(Element and region listings)
** Begin **

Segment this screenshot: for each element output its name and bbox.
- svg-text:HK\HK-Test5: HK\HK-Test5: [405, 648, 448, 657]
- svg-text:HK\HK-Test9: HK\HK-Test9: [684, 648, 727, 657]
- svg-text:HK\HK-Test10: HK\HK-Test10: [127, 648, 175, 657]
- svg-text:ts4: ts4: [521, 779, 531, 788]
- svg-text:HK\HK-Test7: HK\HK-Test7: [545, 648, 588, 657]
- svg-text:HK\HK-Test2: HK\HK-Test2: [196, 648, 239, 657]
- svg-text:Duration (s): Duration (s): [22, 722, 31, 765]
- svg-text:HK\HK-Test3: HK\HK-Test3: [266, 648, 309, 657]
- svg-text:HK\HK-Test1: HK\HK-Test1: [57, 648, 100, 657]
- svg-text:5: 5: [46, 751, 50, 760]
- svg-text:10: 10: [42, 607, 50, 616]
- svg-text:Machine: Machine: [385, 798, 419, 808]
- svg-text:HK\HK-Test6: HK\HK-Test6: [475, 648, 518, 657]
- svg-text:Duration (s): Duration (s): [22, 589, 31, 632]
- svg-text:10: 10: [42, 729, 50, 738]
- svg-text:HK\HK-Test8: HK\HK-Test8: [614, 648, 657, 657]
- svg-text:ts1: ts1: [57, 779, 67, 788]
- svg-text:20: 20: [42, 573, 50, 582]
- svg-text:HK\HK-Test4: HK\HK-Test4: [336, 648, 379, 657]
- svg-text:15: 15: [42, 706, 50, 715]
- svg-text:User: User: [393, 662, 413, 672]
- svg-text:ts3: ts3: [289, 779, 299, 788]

** End **

Task prompt:
Format every line of the rows above as a numbered list, and leave out any blank lines.

Right answer:
1. Segment this screenshot: for each element output its name and bbox.
2. - svg-text:HK\HK-Test5: HK\HK-Test5: [405, 648, 448, 657]
3. - svg-text:HK\HK-Test9: HK\HK-Test9: [684, 648, 727, 657]
4. - svg-text:HK\HK-Test10: HK\HK-Test10: [127, 648, 175, 657]
5. - svg-text:ts4: ts4: [521, 779, 531, 788]
6. - svg-text:HK\HK-Test7: HK\HK-Test7: [545, 648, 588, 657]
7. - svg-text:HK\HK-Test2: HK\HK-Test2: [196, 648, 239, 657]
8. - svg-text:Duration (s): Duration (s): [22, 722, 31, 765]
9. - svg-text:HK\HK-Test3: HK\HK-Test3: [266, 648, 309, 657]
10. - svg-text:HK\HK-Test1: HK\HK-Test1: [57, 648, 100, 657]
11. - svg-text:5: 5: [46, 751, 50, 760]
12. - svg-text:10: 10: [42, 607, 50, 616]
13. - svg-text:Machine: Machine: [385, 798, 419, 808]
14. - svg-text:HK\HK-Test6: HK\HK-Test6: [475, 648, 518, 657]
15. - svg-text:Duration (s): Duration (s): [22, 589, 31, 632]
16. - svg-text:10: 10: [42, 729, 50, 738]
17. - svg-text:HK\HK-Test8: HK\HK-Test8: [614, 648, 657, 657]
18. - svg-text:ts1: ts1: [57, 779, 67, 788]
19. - svg-text:20: 20: [42, 573, 50, 582]
20. - svg-text:HK\HK-Test4: HK\HK-Test4: [336, 648, 379, 657]
21. - svg-text:15: 15: [42, 706, 50, 715]
22. - svg-text:User: User: [393, 662, 413, 672]
23. - svg-text:ts3: ts3: [289, 779, 299, 788]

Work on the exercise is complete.